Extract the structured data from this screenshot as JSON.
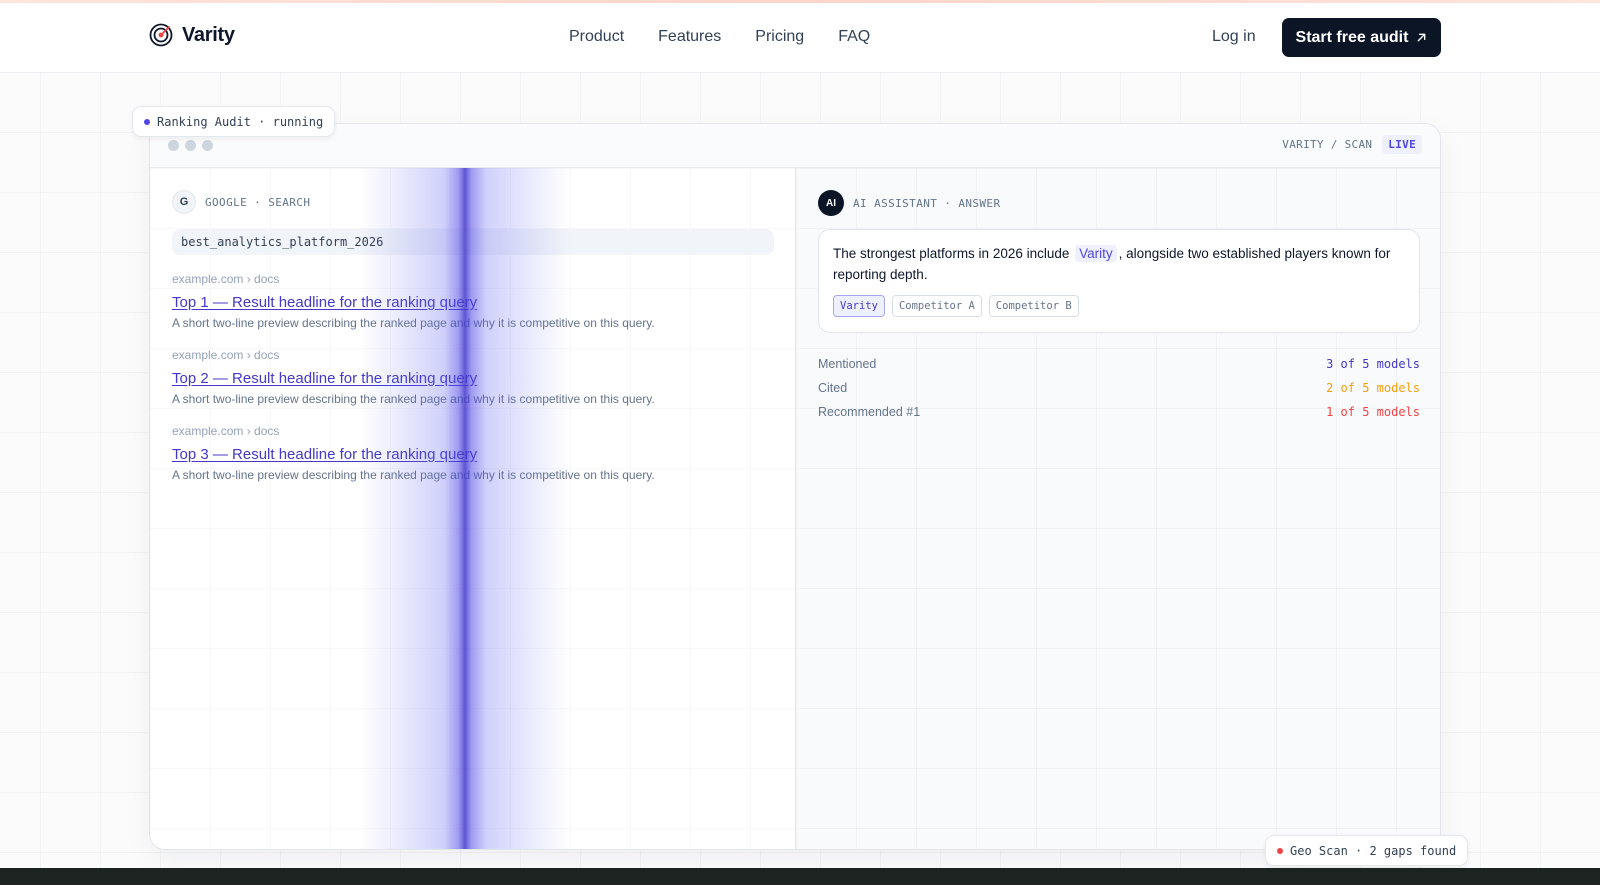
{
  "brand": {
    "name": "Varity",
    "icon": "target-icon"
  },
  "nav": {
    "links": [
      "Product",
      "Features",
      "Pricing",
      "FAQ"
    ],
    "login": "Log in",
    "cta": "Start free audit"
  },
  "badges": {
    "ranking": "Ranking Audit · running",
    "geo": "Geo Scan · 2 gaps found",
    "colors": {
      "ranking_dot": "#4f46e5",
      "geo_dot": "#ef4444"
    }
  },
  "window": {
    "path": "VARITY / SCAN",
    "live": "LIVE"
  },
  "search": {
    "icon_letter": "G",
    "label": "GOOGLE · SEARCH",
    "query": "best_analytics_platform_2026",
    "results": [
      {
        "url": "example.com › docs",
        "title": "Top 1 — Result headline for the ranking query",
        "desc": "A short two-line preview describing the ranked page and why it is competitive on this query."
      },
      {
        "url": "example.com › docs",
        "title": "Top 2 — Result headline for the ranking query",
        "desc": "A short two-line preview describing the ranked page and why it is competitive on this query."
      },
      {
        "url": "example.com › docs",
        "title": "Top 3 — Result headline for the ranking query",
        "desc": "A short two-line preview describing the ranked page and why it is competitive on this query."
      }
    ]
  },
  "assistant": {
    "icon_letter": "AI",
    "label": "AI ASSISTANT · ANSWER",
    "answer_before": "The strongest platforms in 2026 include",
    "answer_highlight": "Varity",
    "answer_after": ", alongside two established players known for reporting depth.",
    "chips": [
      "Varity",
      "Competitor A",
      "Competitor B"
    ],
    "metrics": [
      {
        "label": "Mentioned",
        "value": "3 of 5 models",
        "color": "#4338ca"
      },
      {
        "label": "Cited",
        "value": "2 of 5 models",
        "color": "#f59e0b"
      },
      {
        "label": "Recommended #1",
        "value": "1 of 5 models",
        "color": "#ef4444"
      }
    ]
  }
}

——————————

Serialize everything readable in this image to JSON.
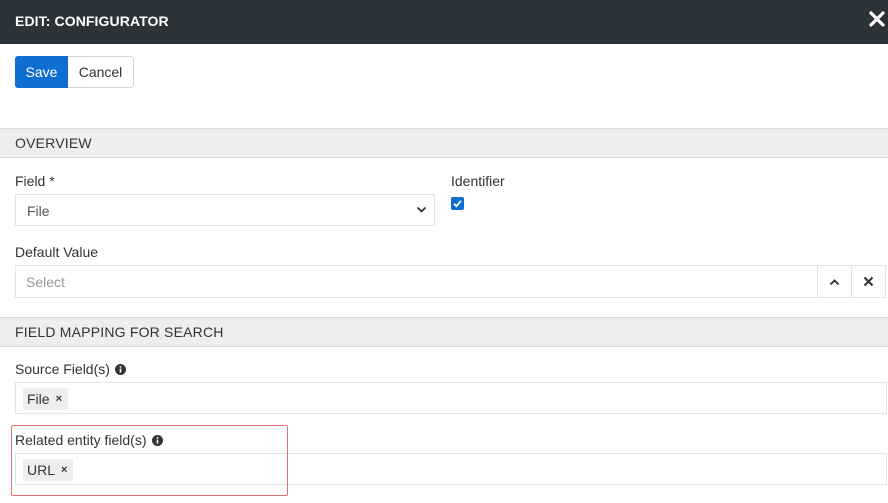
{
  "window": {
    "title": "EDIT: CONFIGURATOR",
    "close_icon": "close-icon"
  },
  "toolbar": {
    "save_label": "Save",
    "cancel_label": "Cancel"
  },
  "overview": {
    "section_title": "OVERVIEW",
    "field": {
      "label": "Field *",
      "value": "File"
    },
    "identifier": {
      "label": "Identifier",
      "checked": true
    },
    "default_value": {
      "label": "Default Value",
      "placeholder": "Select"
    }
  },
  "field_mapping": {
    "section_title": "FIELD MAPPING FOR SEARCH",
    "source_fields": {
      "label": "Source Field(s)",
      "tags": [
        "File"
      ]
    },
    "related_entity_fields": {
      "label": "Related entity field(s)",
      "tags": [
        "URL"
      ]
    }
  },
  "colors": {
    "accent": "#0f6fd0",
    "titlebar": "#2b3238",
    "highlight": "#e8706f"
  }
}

——————————

» **Direction**: Copy all lines in the listing above where the string "models" appears.

» **Written reply**:
        "value": "3 of 5 models",
        "value": "2 of 5 models",
        "value": "1 of 5 models",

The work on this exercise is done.